[Transcribed document page entries]
▶
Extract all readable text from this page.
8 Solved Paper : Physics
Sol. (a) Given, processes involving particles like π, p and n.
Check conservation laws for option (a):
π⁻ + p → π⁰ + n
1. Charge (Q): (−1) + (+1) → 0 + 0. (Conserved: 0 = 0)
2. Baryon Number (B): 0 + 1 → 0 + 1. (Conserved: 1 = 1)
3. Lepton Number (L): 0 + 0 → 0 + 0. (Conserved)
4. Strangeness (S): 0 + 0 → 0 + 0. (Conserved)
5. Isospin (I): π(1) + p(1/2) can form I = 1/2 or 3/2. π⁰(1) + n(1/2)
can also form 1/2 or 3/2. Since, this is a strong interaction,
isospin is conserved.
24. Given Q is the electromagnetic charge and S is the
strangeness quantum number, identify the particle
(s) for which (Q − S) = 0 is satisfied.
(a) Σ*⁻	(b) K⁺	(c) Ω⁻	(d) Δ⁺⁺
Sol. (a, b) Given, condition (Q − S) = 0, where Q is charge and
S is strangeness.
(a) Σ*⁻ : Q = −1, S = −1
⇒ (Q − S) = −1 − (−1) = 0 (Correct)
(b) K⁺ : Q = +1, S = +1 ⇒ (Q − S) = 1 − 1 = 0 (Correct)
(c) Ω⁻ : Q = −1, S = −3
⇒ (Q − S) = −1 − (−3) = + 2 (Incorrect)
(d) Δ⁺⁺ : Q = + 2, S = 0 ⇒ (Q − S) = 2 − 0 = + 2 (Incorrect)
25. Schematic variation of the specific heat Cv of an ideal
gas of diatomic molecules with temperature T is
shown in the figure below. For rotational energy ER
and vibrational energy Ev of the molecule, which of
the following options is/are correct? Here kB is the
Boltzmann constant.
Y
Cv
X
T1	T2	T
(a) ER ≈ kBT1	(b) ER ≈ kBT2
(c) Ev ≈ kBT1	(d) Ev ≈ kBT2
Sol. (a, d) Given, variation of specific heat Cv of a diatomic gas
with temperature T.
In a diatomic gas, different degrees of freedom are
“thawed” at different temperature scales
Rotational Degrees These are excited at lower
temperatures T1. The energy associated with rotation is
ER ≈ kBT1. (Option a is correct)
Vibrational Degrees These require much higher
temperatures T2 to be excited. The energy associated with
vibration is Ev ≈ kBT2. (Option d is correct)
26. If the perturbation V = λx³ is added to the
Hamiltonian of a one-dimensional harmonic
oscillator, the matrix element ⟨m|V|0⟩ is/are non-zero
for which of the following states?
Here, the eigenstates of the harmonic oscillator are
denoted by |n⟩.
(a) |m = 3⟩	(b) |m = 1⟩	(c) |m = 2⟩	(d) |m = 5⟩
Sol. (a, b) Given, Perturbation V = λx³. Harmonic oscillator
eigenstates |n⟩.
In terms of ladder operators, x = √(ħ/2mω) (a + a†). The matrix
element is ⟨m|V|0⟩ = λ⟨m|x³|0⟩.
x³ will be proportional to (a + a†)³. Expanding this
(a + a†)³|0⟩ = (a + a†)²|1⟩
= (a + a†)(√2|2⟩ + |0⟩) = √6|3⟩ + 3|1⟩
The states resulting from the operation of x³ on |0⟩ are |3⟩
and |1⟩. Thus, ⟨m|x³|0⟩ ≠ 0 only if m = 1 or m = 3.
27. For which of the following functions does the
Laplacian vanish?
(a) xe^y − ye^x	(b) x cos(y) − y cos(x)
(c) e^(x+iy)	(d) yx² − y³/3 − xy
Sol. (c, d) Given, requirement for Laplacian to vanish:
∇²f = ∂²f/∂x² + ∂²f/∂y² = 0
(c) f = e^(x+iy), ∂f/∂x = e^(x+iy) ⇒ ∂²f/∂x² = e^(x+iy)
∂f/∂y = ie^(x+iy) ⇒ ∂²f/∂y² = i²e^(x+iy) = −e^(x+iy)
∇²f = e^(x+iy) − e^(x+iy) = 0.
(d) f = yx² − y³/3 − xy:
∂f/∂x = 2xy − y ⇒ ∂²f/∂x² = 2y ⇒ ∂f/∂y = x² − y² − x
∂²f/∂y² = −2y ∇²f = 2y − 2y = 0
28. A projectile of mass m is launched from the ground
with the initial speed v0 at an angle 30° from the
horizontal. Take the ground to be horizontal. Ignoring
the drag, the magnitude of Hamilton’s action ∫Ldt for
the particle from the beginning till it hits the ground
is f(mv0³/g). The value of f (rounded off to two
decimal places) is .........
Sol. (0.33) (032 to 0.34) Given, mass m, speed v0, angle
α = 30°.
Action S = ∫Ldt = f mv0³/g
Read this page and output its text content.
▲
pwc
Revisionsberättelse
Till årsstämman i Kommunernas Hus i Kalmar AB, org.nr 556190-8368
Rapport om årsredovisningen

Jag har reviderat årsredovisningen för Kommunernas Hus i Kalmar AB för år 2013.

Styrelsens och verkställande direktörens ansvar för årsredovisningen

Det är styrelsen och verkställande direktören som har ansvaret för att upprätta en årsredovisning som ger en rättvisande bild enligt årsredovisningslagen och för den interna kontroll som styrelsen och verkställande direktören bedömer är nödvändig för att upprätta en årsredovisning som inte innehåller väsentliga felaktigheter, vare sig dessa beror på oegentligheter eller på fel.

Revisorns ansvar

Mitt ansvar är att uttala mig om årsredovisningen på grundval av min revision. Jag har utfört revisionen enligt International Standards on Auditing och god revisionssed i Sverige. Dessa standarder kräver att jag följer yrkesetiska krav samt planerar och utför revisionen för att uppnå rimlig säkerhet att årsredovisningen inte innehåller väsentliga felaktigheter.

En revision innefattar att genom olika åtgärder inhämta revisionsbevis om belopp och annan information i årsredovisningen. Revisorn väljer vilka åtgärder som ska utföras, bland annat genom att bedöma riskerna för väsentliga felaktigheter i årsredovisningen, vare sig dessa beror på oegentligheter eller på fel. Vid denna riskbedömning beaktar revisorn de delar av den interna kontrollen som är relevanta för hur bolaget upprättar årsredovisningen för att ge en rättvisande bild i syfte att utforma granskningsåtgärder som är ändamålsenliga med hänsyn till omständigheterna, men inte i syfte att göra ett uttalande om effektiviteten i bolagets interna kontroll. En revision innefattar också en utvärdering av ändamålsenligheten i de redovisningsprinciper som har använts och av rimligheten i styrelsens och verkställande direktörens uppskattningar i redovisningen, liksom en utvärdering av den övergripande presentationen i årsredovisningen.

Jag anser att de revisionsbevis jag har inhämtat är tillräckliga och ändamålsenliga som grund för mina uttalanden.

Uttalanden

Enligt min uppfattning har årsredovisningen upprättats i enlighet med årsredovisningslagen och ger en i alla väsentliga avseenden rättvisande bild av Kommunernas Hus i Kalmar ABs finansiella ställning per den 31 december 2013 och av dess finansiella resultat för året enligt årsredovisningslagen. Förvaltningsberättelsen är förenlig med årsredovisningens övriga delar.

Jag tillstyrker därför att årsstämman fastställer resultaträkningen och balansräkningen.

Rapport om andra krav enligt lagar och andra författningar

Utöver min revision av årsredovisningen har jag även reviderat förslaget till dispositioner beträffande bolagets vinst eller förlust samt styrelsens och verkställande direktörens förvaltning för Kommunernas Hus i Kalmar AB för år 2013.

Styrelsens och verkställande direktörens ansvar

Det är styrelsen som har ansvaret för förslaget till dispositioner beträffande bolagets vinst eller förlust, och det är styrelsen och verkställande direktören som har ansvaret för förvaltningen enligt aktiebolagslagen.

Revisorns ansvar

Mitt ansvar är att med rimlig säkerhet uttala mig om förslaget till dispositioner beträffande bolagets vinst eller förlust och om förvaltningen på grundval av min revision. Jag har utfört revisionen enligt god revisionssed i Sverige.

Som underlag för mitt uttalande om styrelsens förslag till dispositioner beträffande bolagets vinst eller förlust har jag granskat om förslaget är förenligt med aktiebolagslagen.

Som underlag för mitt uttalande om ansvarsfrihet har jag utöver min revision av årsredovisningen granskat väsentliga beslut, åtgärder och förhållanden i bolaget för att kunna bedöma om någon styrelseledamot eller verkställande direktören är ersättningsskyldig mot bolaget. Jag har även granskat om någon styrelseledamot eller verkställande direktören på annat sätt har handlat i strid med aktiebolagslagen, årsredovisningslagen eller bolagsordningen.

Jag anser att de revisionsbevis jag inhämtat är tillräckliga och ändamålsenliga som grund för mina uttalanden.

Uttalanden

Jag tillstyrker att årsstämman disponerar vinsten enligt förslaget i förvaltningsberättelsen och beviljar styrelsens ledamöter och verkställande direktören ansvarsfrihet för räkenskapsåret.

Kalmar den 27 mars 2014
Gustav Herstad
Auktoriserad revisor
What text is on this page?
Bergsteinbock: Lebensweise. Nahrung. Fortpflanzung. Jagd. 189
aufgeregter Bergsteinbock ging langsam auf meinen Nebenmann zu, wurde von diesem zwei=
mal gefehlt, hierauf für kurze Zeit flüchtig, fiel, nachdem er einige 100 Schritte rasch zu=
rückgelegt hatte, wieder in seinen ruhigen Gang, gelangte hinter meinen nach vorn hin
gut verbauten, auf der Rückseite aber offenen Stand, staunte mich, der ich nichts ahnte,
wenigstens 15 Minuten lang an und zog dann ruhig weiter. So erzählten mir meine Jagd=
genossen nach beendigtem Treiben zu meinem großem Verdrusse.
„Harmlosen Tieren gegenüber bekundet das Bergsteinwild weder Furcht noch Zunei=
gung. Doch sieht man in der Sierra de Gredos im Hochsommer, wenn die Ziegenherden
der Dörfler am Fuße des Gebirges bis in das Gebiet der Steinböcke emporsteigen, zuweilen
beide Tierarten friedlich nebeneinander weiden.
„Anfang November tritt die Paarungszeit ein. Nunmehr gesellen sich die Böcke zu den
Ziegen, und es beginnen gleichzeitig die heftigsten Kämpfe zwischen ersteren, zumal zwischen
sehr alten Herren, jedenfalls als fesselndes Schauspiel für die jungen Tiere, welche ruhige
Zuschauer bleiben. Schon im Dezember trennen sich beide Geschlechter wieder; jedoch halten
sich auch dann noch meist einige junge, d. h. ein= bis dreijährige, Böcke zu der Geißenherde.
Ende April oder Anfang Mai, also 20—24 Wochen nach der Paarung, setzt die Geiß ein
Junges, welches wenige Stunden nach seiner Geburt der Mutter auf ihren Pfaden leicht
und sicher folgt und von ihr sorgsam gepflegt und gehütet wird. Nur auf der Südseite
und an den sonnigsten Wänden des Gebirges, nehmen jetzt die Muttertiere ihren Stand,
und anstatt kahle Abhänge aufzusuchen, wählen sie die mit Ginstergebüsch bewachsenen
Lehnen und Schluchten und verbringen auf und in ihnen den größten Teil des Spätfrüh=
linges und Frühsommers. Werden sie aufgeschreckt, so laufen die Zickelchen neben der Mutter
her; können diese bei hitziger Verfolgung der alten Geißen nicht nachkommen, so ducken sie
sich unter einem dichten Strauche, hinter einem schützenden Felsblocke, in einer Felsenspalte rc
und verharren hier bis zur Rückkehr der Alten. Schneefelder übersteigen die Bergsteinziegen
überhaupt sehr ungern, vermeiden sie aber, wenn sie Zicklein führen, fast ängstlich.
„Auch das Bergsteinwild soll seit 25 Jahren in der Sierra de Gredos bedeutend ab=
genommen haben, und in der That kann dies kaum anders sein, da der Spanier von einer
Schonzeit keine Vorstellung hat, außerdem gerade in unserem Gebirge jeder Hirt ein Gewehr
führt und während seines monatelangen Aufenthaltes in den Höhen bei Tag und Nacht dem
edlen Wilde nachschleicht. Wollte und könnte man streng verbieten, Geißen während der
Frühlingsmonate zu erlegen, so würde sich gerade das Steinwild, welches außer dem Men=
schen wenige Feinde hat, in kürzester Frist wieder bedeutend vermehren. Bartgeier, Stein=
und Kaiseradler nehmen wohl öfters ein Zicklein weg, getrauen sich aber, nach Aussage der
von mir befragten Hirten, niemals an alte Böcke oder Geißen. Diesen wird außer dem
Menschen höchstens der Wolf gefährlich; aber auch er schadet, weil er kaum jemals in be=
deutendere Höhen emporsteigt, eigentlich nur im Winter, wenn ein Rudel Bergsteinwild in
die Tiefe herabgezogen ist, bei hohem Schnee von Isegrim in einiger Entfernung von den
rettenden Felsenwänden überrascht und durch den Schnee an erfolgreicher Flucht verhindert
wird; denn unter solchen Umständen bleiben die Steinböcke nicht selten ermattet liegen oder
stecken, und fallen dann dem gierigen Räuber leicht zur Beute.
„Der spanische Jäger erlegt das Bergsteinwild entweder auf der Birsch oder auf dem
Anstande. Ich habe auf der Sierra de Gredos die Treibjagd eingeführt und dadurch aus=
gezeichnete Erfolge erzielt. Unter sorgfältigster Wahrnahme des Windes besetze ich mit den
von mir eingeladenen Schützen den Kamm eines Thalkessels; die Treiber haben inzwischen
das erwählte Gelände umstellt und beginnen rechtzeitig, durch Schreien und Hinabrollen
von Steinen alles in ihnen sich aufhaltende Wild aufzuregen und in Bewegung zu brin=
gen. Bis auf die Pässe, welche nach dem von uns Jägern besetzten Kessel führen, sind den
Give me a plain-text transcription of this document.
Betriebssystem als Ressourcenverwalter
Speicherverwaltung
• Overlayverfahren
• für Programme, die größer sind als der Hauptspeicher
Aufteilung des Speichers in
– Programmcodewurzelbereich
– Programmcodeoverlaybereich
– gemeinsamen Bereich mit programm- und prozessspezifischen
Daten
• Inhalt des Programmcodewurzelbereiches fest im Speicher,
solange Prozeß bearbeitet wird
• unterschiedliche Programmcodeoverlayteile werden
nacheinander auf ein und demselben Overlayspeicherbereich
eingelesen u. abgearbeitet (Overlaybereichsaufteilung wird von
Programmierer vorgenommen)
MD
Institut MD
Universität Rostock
◀
If a line of the entries above includes the word "Zicklein", count it; then state the total and nothing else.

- COMPLETED EXERCISE -
2